((

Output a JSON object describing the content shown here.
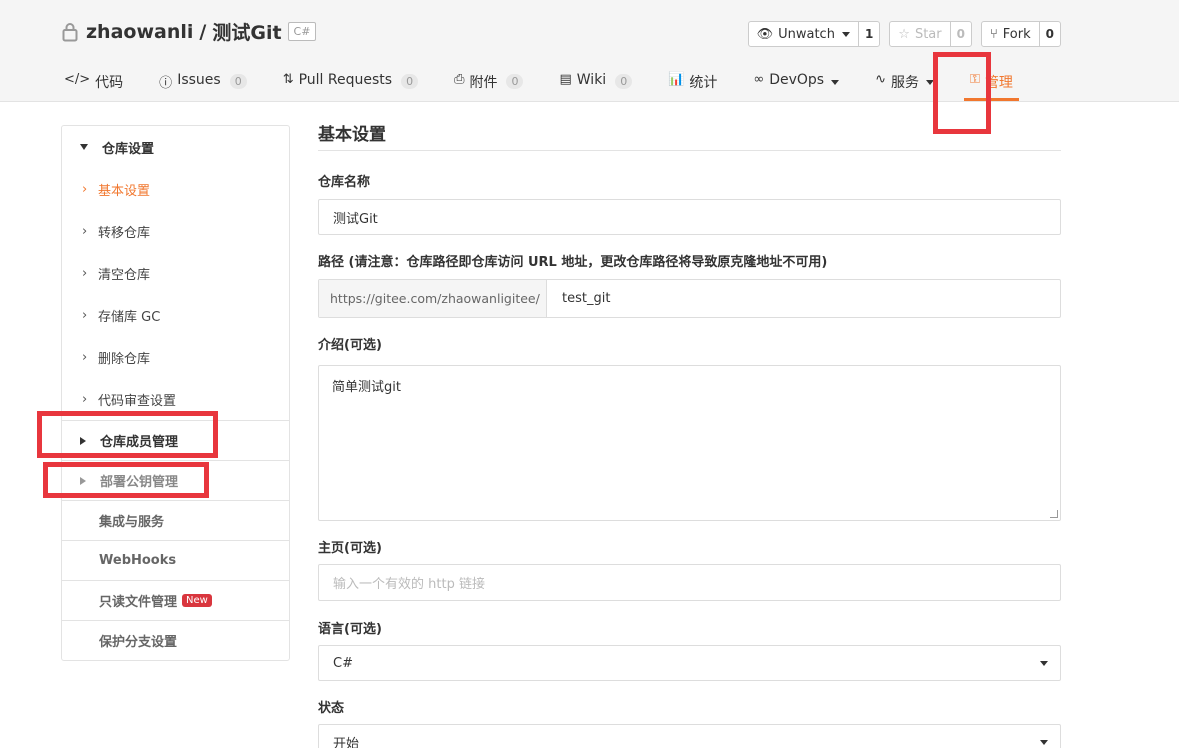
{
  "repo": {
    "owner": "zhaowanli",
    "separator": "/",
    "name": "测试Git",
    "lang": "C#"
  },
  "actions": {
    "watch": {
      "label": "Unwatch",
      "count": "1"
    },
    "star": {
      "label": "Star",
      "count": "0"
    },
    "fork": {
      "label": "Fork",
      "count": "0"
    }
  },
  "tabs": [
    {
      "icon": "</>",
      "label": "代码"
    },
    {
      "icon": "ⓘ",
      "label": "Issues",
      "count": "0"
    },
    {
      "icon": "⇅",
      "label": "Pull Requests",
      "count": "0"
    },
    {
      "icon": "⎙",
      "label": "附件",
      "count": "0"
    },
    {
      "icon": "▤",
      "label": "Wiki",
      "count": "0"
    },
    {
      "icon": "📊",
      "label": "统计"
    },
    {
      "icon": "∞",
      "label": "DevOps"
    },
    {
      "icon": "∿",
      "label": "服务"
    },
    {
      "icon": "⚿",
      "label": "管理"
    }
  ],
  "sidebar": {
    "group_title": "仓库设置",
    "sub_items": [
      "基本设置",
      "转移仓库",
      "清空仓库",
      "存储库 GC",
      "删除仓库",
      "代码审查设置"
    ],
    "rows": [
      "仓库成员管理",
      "部署公钥管理",
      "集成与服务",
      "WebHooks",
      "只读文件管理",
      "保护分支设置"
    ],
    "new_badge": "New"
  },
  "main": {
    "title": "基本设置",
    "repo_name_label": "仓库名称",
    "repo_name_value": "测试Git",
    "path_label": "路径 (请注意：仓库路径即仓库访问 URL 地址，更改仓库路径将导致原克隆地址不可用)",
    "path_prefix": "https://gitee.com/zhaowanligitee/",
    "path_value": "test_git",
    "intro_label": "介绍(可选)",
    "intro_value": "简单测试git",
    "homepage_label": "主页(可选)",
    "homepage_placeholder": "输入一个有效的 http 链接",
    "language_label": "语言(可选)",
    "language_value": "C#",
    "status_label": "状态",
    "status_value": "开始"
  },
  "colors": {
    "accent": "#f1772e",
    "highlight": "#e8363d",
    "new_badge": "#d9363e"
  }
}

))

- _WORK TO DO_
Omit each picture, then return all of the listing exactly as it stands.

- _IN RESPONSE_
Output a JSON object describing the content shown here.
{
  "repo": {
    "owner": "zhaowanli",
    "separator": "/",
    "name": "测试Git",
    "lang": "C#"
  },
  "actions": {
    "watch": {
      "label": "Unwatch",
      "count": "1"
    },
    "star": {
      "label": "Star",
      "count": "0"
    },
    "fork": {
      "label": "Fork",
      "count": "0"
    }
  },
  "tabs": [
    {
      "icon": "</>",
      "label": "代码"
    },
    {
      "icon": "ⓘ",
      "label": "Issues",
      "count": "0"
    },
    {
      "icon": "⇅",
      "label": "Pull Requests",
      "count": "0"
    },
    {
      "icon": "⎙",
      "label": "附件",
      "count": "0"
    },
    {
      "icon": "▤",
      "label": "Wiki",
      "count": "0"
    },
    {
      "icon": "📊",
      "label": "统计"
    },
    {
      "icon": "∞",
      "label": "DevOps"
    },
    {
      "icon": "∿",
      "label": "服务"
    },
    {
      "icon": "⚿",
      "label": "管理"
    }
  ],
  "sidebar": {
    "group_title": "仓库设置",
    "sub_items": [
      "基本设置",
      "转移仓库",
      "清空仓库",
      "存储库 GC",
      "删除仓库",
      "代码审查设置"
    ],
    "rows": [
      "仓库成员管理",
      "部署公钥管理",
      "集成与服务",
      "WebHooks",
      "只读文件管理",
      "保护分支设置"
    ],
    "new_badge": "New"
  },
  "main": {
    "title": "基本设置",
    "repo_name_label": "仓库名称",
    "repo_name_value": "测试Git",
    "path_label": "路径 (请注意：仓库路径即仓库访问 URL 地址，更改仓库路径将导致原克隆地址不可用)",
    "path_prefix": "https://gitee.com/zhaowanligitee/",
    "path_value": "test_git",
    "intro_label": "介绍(可选)",
    "intro_value": "简单测试git",
    "homepage_label": "主页(可选)",
    "homepage_placeholder": "输入一个有效的 http 链接",
    "language_label": "语言(可选)",
    "language_value": "C#",
    "status_label": "状态",
    "status_value": "开始"
  },
  "colors": {
    "accent": "#f1772e",
    "highlight": "#e8363d",
    "new_badge": "#d9363e"
  }
}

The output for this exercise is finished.